┌─ Entries supplied

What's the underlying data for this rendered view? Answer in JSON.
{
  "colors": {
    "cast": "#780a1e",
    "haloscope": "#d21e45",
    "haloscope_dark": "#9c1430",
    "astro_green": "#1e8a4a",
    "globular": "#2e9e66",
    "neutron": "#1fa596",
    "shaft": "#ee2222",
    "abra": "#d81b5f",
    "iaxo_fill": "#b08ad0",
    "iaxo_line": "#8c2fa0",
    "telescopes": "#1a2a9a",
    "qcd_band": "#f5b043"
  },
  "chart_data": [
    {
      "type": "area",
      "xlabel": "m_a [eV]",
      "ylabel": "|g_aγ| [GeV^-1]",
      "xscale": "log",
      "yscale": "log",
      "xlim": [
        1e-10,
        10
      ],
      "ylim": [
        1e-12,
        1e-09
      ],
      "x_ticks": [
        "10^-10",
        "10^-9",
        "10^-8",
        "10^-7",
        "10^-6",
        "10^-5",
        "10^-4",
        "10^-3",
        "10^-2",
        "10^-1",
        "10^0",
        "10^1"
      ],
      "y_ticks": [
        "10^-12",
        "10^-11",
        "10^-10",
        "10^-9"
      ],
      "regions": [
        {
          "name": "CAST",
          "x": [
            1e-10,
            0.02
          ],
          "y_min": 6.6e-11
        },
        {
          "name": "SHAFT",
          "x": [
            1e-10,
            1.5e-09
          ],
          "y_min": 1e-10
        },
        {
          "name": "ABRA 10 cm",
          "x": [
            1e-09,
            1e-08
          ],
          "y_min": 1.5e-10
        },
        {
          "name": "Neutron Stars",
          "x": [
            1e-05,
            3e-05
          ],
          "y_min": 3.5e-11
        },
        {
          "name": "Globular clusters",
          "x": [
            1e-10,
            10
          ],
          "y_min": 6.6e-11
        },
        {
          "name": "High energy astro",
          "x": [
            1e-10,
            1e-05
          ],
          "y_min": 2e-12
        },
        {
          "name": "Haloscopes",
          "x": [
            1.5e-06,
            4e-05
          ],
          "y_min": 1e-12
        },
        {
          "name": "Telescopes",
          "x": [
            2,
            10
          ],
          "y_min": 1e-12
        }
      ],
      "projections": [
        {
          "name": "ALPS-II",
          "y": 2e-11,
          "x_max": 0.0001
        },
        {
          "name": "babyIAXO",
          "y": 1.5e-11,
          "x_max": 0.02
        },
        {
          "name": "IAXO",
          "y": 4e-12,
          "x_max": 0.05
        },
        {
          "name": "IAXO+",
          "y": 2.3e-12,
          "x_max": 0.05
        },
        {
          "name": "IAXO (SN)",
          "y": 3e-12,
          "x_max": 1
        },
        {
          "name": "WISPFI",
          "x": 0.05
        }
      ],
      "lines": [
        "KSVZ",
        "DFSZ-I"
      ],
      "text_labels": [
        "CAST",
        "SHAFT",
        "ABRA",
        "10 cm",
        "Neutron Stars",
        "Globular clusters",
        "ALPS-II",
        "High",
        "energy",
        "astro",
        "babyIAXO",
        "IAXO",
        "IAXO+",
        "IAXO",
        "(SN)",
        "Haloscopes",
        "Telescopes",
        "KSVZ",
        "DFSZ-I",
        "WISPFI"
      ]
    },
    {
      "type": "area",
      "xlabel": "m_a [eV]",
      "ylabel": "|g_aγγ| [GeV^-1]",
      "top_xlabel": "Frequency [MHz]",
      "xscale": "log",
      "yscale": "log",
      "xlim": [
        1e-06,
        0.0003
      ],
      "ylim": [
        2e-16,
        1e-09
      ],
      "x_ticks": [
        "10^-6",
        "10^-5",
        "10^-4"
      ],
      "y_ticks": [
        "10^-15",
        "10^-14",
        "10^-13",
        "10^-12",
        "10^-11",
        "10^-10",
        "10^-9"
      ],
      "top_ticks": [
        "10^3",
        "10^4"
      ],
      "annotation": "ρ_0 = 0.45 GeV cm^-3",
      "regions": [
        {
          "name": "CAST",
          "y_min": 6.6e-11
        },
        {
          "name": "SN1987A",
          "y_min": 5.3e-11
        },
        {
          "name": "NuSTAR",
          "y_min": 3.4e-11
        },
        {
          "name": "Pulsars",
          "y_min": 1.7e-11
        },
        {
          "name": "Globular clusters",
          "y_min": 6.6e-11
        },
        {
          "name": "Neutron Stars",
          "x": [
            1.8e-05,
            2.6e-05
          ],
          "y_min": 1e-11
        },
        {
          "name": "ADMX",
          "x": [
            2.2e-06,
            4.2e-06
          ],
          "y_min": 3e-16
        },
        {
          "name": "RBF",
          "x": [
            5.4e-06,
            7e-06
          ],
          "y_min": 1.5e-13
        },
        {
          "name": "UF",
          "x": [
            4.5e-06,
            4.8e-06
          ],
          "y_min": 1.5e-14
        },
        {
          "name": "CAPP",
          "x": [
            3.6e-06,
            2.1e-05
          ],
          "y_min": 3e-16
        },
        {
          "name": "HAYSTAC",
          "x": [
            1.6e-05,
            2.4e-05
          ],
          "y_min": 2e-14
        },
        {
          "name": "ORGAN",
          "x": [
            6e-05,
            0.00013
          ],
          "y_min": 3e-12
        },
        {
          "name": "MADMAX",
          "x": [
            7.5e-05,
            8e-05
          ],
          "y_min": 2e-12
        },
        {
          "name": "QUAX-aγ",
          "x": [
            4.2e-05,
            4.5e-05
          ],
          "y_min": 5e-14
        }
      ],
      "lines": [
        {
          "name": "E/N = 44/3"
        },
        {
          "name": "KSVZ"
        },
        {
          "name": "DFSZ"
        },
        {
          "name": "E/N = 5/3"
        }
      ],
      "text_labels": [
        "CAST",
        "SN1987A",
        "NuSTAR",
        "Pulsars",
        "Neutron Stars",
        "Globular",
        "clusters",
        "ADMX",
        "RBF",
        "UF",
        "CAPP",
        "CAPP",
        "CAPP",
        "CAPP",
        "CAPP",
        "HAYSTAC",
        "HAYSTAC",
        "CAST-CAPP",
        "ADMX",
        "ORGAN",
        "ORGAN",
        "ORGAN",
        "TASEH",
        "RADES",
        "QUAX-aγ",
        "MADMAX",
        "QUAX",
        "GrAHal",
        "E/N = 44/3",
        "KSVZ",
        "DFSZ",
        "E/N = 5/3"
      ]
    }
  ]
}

└─

◆ **What you will do**: Quote the entire listing above exactly.

◆ **Exercise response**:
What's the underlying data for this rendered view? Answer in JSON.
{
  "colors": {
    "cast": "#780a1e",
    "haloscope": "#d21e45",
    "haloscope_dark": "#9c1430",
    "astro_green": "#1e8a4a",
    "globular": "#2e9e66",
    "neutron": "#1fa596",
    "shaft": "#ee2222",
    "abra": "#d81b5f",
    "iaxo_fill": "#b08ad0",
    "iaxo_line": "#8c2fa0",
    "telescopes": "#1a2a9a",
    "qcd_band": "#f5b043"
  },
  "chart_data": [
    {
      "type": "area",
      "xlabel": "m_a [eV]",
      "ylabel": "|g_aγ| [GeV^-1]",
      "xscale": "log",
      "yscale": "log",
      "xlim": [
        1e-10,
        10
      ],
      "ylim": [
        1e-12,
        1e-09
      ],
      "x_ticks": [
        "10^-10",
        "10^-9",
        "10^-8",
        "10^-7",
        "10^-6",
        "10^-5",
        "10^-4",
        "10^-3",
        "10^-2",
        "10^-1",
        "10^0",
        "10^1"
      ],
      "y_ticks": [
        "10^-12",
        "10^-11",
        "10^-10",
        "10^-9"
      ],
      "regions": [
        {
          "name": "CAST",
          "x": [
            1e-10,
            0.02
          ],
          "y_min": 6.6e-11
        },
        {
          "name": "SHAFT",
          "x": [
            1e-10,
            1.5e-09
          ],
          "y_min": 1e-10
        },
        {
          "name": "ABRA 10 cm",
          "x": [
            1e-09,
            1e-08
          ],
          "y_min": 1.5e-10
        },
        {
          "name": "Neutron Stars",
          "x": [
            1e-05,
            3e-05
          ],
          "y_min": 3.5e-11
        },
        {
          "name": "Globular clusters",
          "x": [
            1e-10,
            10
          ],
          "y_min": 6.6e-11
        },
        {
          "name": "High energy astro",
          "x": [
            1e-10,
            1e-05
          ],
          "y_min": 2e-12
        },
        {
          "name": "Haloscopes",
          "x": [
            1.5e-06,
            4e-05
          ],
          "y_min": 1e-12
        },
        {
          "name": "Telescopes",
          "x": [
            2,
            10
          ],
          "y_min": 1e-12
        }
      ],
      "projections": [
        {
          "name": "ALPS-II",
          "y": 2e-11,
          "x_max": 0.0001
        },
        {
          "name": "babyIAXO",
          "y": 1.5e-11,
          "x_max": 0.02
        },
        {
          "name": "IAXO",
          "y": 4e-12,
          "x_max": 0.05
        },
        {
          "name": "IAXO+",
          "y": 2.3e-12,
          "x_max": 0.05
        },
        {
          "name": "IAXO (SN)",
          "y": 3e-12,
          "x_max": 1
        },
        {
          "name": "WISPFI",
          "x": 0.05
        }
      ],
      "lines": [
        "KSVZ",
        "DFSZ-I"
      ],
      "text_labels": [
        "CAST",
        "SHAFT",
        "ABRA",
        "10 cm",
        "Neutron Stars",
        "Globular clusters",
        "ALPS-II",
        "High",
        "energy",
        "astro",
        "babyIAXO",
        "IAXO",
        "IAXO+",
        "IAXO",
        "(SN)",
        "Haloscopes",
        "Telescopes",
        "KSVZ",
        "DFSZ-I",
        "WISPFI"
      ]
    },
    {
      "type": "area",
      "xlabel": "m_a [eV]",
      "ylabel": "|g_aγγ| [GeV^-1]",
      "top_xlabel": "Frequency [MHz]",
      "xscale": "log",
      "yscale": "log",
      "xlim": [
        1e-06,
        0.0003
      ],
      "ylim": [
        2e-16,
        1e-09
      ],
      "x_ticks": [
        "10^-6",
        "10^-5",
        "10^-4"
      ],
      "y_ticks": [
        "10^-15",
        "10^-14",
        "10^-13",
        "10^-12",
        "10^-11",
        "10^-10",
        "10^-9"
      ],
      "top_ticks": [
        "10^3",
        "10^4"
      ],
      "annotation": "ρ_0 = 0.45 GeV cm^-3",
      "regions": [
        {
          "name": "CAST",
          "y_min": 6.6e-11
        },
        {
          "name": "SN1987A",
          "y_min": 5.3e-11
        },
        {
          "name": "NuSTAR",
          "y_min": 3.4e-11
        },
        {
          "name": "Pulsars",
          "y_min": 1.7e-11
        },
        {
          "name": "Globular clusters",
          "y_min": 6.6e-11
        },
        {
          "name": "Neutron Stars",
          "x": [
            1.8e-05,
            2.6e-05
          ],
          "y_min": 1e-11
        },
        {
          "name": "ADMX",
          "x": [
            2.2e-06,
            4.2e-06
          ],
          "y_min": 3e-16
        },
        {
          "name": "RBF",
          "x": [
            5.4e-06,
            7e-06
          ],
          "y_min": 1.5e-13
        },
        {
          "name": "UF",
          "x": [
            4.5e-06,
            4.8e-06
          ],
          "y_min": 1.5e-14
        },
        {
          "name": "CAPP",
          "x": [
            3.6e-06,
            2.1e-05
          ],
          "y_min": 3e-16
        },
        {
          "name": "HAYSTAC",
          "x": [
            1.6e-05,
            2.4e-05
          ],
          "y_min": 2e-14
        },
        {
          "name": "ORGAN",
          "x": [
            6e-05,
            0.00013
          ],
          "y_min": 3e-12
        },
        {
          "name": "MADMAX",
          "x": [
            7.5e-05,
            8e-05
          ],
          "y_min": 2e-12
        },
        {
          "name": "QUAX-aγ",
          "x": [
            4.2e-05,
            4.5e-05
          ],
          "y_min": 5e-14
        }
      ],
      "lines": [
        {
          "name": "E/N = 44/3"
        },
        {
          "name": "KSVZ"
        },
        {
          "name": "DFSZ"
        },
        {
          "name": "E/N = 5/3"
        }
      ],
      "text_labels": [
        "CAST",
        "SN1987A",
        "NuSTAR",
        "Pulsars",
        "Neutron Stars",
        "Globular",
        "clusters",
        "ADMX",
        "RBF",
        "UF",
        "CAPP",
        "CAPP",
        "CAPP",
        "CAPP",
        "CAPP",
        "HAYSTAC",
        "HAYSTAC",
        "CAST-CAPP",
        "ADMX",
        "ORGAN",
        "ORGAN",
        "ORGAN",
        "TASEH",
        "RADES",
        "QUAX-aγ",
        "MADMAX",
        "QUAX",
        "GrAHal",
        "E/N = 44/3",
        "KSVZ",
        "DFSZ",
        "E/N = 5/3"
      ]
    }
  ]
}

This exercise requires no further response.